▶ [WHAT THE EXERCISE ASKS]: Return only the lines starting at the line that contains "Convert this document image to plain text." and ending with the final line of the listing; include both endpoints.

▶ [INPUT RECORDS]:
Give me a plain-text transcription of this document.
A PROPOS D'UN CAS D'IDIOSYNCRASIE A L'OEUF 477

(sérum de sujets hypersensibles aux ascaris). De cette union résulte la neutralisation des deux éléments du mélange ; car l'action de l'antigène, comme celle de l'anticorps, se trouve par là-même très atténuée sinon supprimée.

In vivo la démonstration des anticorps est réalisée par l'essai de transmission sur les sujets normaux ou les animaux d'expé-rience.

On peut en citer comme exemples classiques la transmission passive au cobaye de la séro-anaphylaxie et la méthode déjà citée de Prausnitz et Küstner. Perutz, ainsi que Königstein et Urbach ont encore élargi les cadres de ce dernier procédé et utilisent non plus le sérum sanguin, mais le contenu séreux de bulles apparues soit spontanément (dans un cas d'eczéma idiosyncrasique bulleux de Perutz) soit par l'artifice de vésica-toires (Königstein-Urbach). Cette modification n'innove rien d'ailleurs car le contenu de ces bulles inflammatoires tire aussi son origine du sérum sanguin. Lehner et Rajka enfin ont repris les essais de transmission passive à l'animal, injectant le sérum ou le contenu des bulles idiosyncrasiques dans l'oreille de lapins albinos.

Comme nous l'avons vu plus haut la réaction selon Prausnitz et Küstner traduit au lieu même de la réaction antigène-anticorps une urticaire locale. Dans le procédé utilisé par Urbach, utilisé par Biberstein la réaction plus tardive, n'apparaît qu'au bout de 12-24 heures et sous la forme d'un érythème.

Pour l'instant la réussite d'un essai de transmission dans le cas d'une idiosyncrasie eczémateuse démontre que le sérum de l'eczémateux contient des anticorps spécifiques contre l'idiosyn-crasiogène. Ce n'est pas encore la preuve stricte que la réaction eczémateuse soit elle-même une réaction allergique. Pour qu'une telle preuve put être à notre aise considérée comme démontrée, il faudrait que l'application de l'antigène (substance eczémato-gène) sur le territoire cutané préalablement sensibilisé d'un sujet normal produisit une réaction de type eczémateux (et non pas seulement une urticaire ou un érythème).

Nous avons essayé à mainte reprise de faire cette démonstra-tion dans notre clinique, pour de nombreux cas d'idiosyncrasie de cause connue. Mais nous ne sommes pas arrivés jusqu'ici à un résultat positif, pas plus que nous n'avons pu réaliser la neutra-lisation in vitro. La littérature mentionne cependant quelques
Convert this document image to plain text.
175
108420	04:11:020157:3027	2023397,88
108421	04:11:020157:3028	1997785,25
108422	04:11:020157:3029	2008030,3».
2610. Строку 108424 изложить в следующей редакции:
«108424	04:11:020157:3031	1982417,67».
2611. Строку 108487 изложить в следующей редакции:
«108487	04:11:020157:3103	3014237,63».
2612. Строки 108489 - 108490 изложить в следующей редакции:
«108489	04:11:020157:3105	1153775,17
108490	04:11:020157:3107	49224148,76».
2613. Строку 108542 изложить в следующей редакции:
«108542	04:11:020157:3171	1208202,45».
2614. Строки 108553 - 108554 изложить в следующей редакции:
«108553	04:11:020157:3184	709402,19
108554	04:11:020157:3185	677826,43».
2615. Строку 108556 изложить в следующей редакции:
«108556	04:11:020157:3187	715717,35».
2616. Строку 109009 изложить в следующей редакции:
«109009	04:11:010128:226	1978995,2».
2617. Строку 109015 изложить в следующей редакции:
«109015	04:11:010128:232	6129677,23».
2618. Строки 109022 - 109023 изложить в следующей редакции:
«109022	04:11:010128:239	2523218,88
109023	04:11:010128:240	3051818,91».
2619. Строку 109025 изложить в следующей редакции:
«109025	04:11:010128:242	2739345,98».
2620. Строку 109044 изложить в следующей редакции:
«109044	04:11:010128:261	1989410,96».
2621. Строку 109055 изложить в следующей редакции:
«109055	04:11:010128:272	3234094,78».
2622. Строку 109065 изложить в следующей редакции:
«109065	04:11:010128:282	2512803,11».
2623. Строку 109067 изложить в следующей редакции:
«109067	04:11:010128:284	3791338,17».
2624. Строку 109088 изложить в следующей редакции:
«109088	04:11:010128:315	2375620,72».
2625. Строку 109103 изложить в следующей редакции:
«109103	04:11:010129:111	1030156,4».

▶ [TASK RESULT]:
Convert this document image to plain text.
175
108420	04:11:020157:3027	2023397,88
108421	04:11:020157:3028	1997785,25
108422	04:11:020157:3029	2008030,3».
2610. Строку 108424 изложить в следующей редакции:
«108424	04:11:020157:3031	1982417,67».
2611. Строку 108487 изложить в следующей редакции:
«108487	04:11:020157:3103	3014237,63».
2612. Строки 108489 - 108490 изложить в следующей редакции:
«108489	04:11:020157:3105	1153775,17
108490	04:11:020157:3107	49224148,76».
2613. Строку 108542 изложить в следующей редакции:
«108542	04:11:020157:3171	1208202,45».
2614. Строки 108553 - 108554 изложить в следующей редакции:
«108553	04:11:020157:3184	709402,19
108554	04:11:020157:3185	677826,43».
2615. Строку 108556 изложить в следующей редакции:
«108556	04:11:020157:3187	715717,35».
2616. Строку 109009 изложить в следующей редакции:
«109009	04:11:010128:226	1978995,2».
2617. Строку 109015 изложить в следующей редакции:
«109015	04:11:010128:232	6129677,23».
2618. Строки 109022 - 109023 изложить в следующей редакции:
«109022	04:11:010128:239	2523218,88
109023	04:11:010128:240	3051818,91».
2619. Строку 109025 изложить в следующей редакции:
«109025	04:11:010128:242	2739345,98».
2620. Строку 109044 изложить в следующей редакции:
«109044	04:11:010128:261	1989410,96».
2621. Строку 109055 изложить в следующей редакции:
«109055	04:11:010128:272	3234094,78».
2622. Строку 109065 изложить в следующей редакции:
«109065	04:11:010128:282	2512803,11».
2623. Строку 109067 изложить в следующей редакции:
«109067	04:11:010128:284	3791338,17».
2624. Строку 109088 изложить в следующей редакции:
«109088	04:11:010128:315	2375620,72».
2625. Строку 109103 изложить в следующей редакции:
«109103	04:11:010129:111	1030156,4».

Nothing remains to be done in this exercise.